**Provided records:**
+++
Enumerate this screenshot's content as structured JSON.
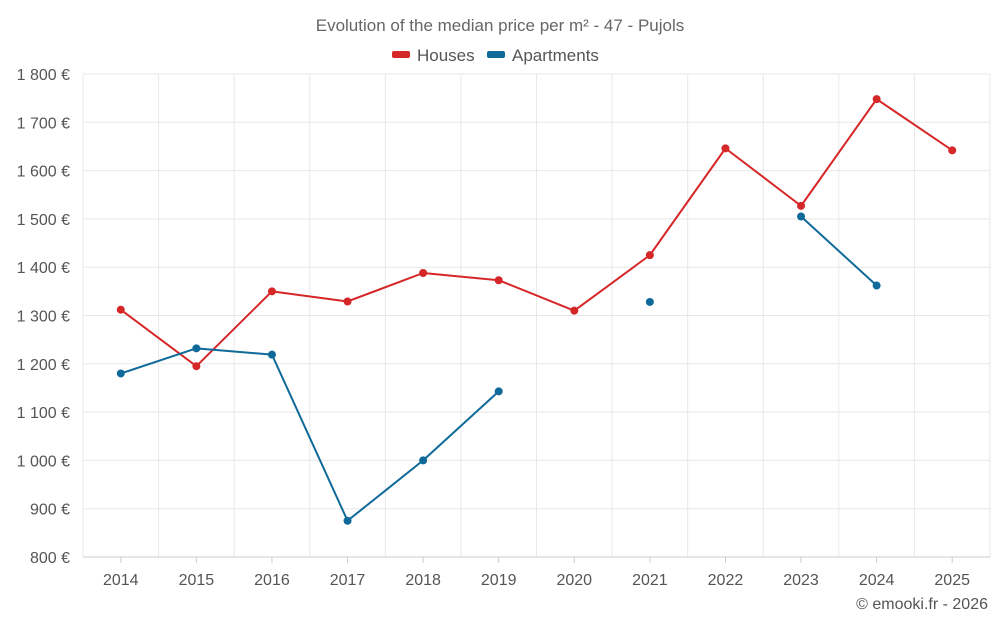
{
  "chart_data": {
    "type": "line",
    "title": "Evolution of the median price per m² - 47 - Pujols",
    "categories": [
      "2014",
      "2015",
      "2016",
      "2017",
      "2018",
      "2019",
      "2020",
      "2021",
      "2022",
      "2023",
      "2024",
      "2025"
    ],
    "series": [
      {
        "name": "Houses",
        "color": "#d62728",
        "values": [
          1312,
          1195,
          1350,
          1329,
          1388,
          1373,
          1310,
          1425,
          1646,
          1527,
          1748,
          1642
        ]
      },
      {
        "name": "Apartments",
        "color": "#0f6a9a",
        "values": [
          1180,
          1232,
          1219,
          875,
          1000,
          1143,
          null,
          1328,
          null,
          1505,
          1362,
          null
        ]
      }
    ],
    "ylim": [
      800,
      1800
    ],
    "yticks": [
      800,
      900,
      1000,
      1100,
      1200,
      1300,
      1400,
      1500,
      1600,
      1700,
      1800
    ],
    "ytick_labels": [
      "800 €",
      "900 €",
      "1 000 €",
      "1 100 €",
      "1 200 €",
      "1 300 €",
      "1 400 €",
      "1 500 €",
      "1 600 €",
      "1 700 €",
      "1 800 €"
    ],
    "xlabel": "",
    "ylabel": "",
    "legend_position": "top-center",
    "grid": true
  },
  "credit": "© emooki.fr - 2026"
}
+++
**What is required:** Skip the pictures, then retype every line above exactly.

**Reply to the task:**
Enumerate this screenshot's content as structured JSON.
{
  "chart_data": {
    "type": "line",
    "title": "Evolution of the median price per m² - 47 - Pujols",
    "categories": [
      "2014",
      "2015",
      "2016",
      "2017",
      "2018",
      "2019",
      "2020",
      "2021",
      "2022",
      "2023",
      "2024",
      "2025"
    ],
    "series": [
      {
        "name": "Houses",
        "color": "#d62728",
        "values": [
          1312,
          1195,
          1350,
          1329,
          1388,
          1373,
          1310,
          1425,
          1646,
          1527,
          1748,
          1642
        ]
      },
      {
        "name": "Apartments",
        "color": "#0f6a9a",
        "values": [
          1180,
          1232,
          1219,
          875,
          1000,
          1143,
          null,
          1328,
          null,
          1505,
          1362,
          null
        ]
      }
    ],
    "ylim": [
      800,
      1800
    ],
    "yticks": [
      800,
      900,
      1000,
      1100,
      1200,
      1300,
      1400,
      1500,
      1600,
      1700,
      1800
    ],
    "ytick_labels": [
      "800 €",
      "900 €",
      "1 000 €",
      "1 100 €",
      "1 200 €",
      "1 300 €",
      "1 400 €",
      "1 500 €",
      "1 600 €",
      "1 700 €",
      "1 800 €"
    ],
    "xlabel": "",
    "ylabel": "",
    "legend_position": "top-center",
    "grid": true
  },
  "credit": "© emooki.fr - 2026"
}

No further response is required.